Most Canadians would be shocked to learn that more than half of the prisoners in provincial jails in Canada today have not been found guilty of a crime.  Instead, they are being held on ‘remand’; being held because they have not been granted bail or released on their own recognizance.  This is so even though the Criminal Code of Canada specifies that someone accused of a crime should normally be released pending trial.  It is so even though the Supreme Court of Canada has recently reinforced (in R v Antic) the importance of holding people for trial only when necessary.   It is so even though in a significant number of cases (about30% across the country) the charges will be dropped and never come to trial, even after people spend months in jail.  Yet practice remains that large numbers of people – about 13,000 on any given day – are in jail waiting for a trial or other disposition of their case.  And most of the people being held in this way are poor or mentally ill or homeless or visible minorities, or more than one of the above.

Situation getting worse

This outrageous situation has been identified many times by those familiar with the justice system, including three major recent reports mentioned later.  Yet the situation has actually been getting worse in recent years.

In 1979, prisoners on remand were about 25% of those in provincial jails; by 2015 they were 57%).  The number of people held on remand has tripled over that time, even as crime rates and crime severity have both declined very substantially.  The chart shows the changes in the last ten years, but the trend dates back before that.

Blog bail chart

Source: Canadian Criminal Justice System: Overall Trends and Key Pressure Points.  Additional data are available on CANSIM (Table 251-0005).

Problems created by the bail system

Having so many people who are officially innocent in jail has created enormous problems.  The most serious problems are for those arrested and held, sometimes for many months, even though they have not been convicted.  These people may lose their jobs and their incomes.  They may lose their housing.  They may lose custody of children.  They may go bankrupt.  They may lose contact with family, especially if they are held far from where they live.  And of course they are subject to all the restrictions and indignities of being held in a jail, many of which are maximum security institutions.  All of this before anyone has been convicted of a crime, and when in many cases they will not be convicted of a crime.  No wonder that people held on remand are more likely to plead guilty, especially when their time to trial is likely to be longer than the sentence they would get for a guilty plea!

Moreover, even when people are granted bail, it comes with more and more conditions, often very stringent ones, that can result in people being sent back to jail for doing things that are not illegal for anyone else.  For example, a release on bail may include a curfew, or a prohibition on drinking alcohol, even if these things are not associated with the criminal charge.  Failure to observe these conditions can lead to a new criminal charge.  Indeed, violations of bail or parole conditions are now the most common criminal charge in Canada.

For more information

The reasons for this appalling situation are many, as pointed out in three major recent reports.  In 2013, The John Howard Society of Toronto issued Reasonable Bail.  In 2014, The Canadian Civil Liberties Association issued Set up to Fail: Bail and the Revolving Door or Pretrial Detention.  And in 2015, University of Ottawa criminology professor Cheryl Webster issued “Broken Bail” in Canada: How we Might Go About Fixing It.  All three reports describe the serious problems in our bail system, suggest reasons for these problems and offer ideas for improvement.    In future posts we’ll take up further aspects of their analysis and proposals.

**Source information**
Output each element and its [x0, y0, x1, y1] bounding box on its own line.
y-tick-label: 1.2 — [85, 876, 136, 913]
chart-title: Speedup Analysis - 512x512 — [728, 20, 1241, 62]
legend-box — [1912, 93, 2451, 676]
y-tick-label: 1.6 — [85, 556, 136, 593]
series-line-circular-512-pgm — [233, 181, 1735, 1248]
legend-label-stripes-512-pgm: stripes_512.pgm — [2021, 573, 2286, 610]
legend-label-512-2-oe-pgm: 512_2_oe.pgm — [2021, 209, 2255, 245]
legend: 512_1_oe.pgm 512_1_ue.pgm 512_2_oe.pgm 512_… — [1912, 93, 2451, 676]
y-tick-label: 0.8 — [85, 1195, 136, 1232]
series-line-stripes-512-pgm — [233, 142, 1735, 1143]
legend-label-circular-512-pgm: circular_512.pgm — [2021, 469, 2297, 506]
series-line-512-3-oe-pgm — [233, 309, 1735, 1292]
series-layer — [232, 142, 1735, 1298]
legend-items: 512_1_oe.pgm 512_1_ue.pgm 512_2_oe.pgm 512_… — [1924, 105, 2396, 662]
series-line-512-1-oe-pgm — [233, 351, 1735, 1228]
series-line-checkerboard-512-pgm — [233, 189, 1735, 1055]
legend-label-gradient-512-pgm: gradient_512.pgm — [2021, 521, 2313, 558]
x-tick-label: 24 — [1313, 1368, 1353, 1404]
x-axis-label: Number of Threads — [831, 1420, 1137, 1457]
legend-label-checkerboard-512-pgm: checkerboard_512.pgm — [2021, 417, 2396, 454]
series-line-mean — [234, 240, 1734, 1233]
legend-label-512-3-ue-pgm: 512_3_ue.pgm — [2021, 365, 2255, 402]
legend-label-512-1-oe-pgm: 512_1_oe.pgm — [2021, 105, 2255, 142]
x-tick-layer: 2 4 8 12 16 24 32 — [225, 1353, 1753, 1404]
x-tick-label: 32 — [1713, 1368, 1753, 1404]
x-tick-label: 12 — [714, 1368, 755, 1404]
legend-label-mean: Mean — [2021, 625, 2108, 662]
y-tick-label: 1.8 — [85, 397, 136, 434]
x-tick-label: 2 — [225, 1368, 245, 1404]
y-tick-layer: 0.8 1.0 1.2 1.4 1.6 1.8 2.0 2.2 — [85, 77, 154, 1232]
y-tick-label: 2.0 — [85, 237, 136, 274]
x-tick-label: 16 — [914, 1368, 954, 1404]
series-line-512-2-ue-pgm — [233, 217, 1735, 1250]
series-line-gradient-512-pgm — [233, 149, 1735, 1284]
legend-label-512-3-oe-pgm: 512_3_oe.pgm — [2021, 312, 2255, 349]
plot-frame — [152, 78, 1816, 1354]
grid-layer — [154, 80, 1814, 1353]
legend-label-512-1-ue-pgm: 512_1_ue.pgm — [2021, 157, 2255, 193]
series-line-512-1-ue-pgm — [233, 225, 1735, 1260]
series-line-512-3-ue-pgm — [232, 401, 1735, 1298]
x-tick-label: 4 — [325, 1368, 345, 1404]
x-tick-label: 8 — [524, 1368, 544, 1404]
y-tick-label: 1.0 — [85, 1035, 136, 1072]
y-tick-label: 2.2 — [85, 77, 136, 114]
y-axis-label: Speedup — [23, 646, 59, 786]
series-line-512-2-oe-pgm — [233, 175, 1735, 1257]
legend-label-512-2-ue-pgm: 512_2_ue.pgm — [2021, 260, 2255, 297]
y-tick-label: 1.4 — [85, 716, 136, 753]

**What is needed**
From the text on remand and bail in Canada, quote word for word the part starting with "This outrageous situation" and going on through "back before that.".

**Exercise output**
This outrageous situation has been identified many times by those familiar with the justice system, including three major recent reports mentioned later.  Yet the situation has actually been getting worse in recent years.

In 1979, prisoners on remand were about 25% of those in provincial jails; by 2015 they were 57%).  The number of people held on remand has tripled over that time, even as crime rates and crime severity have both declined very substantially.  The chart shows the changes in the last ten years, but the trend dates back before that.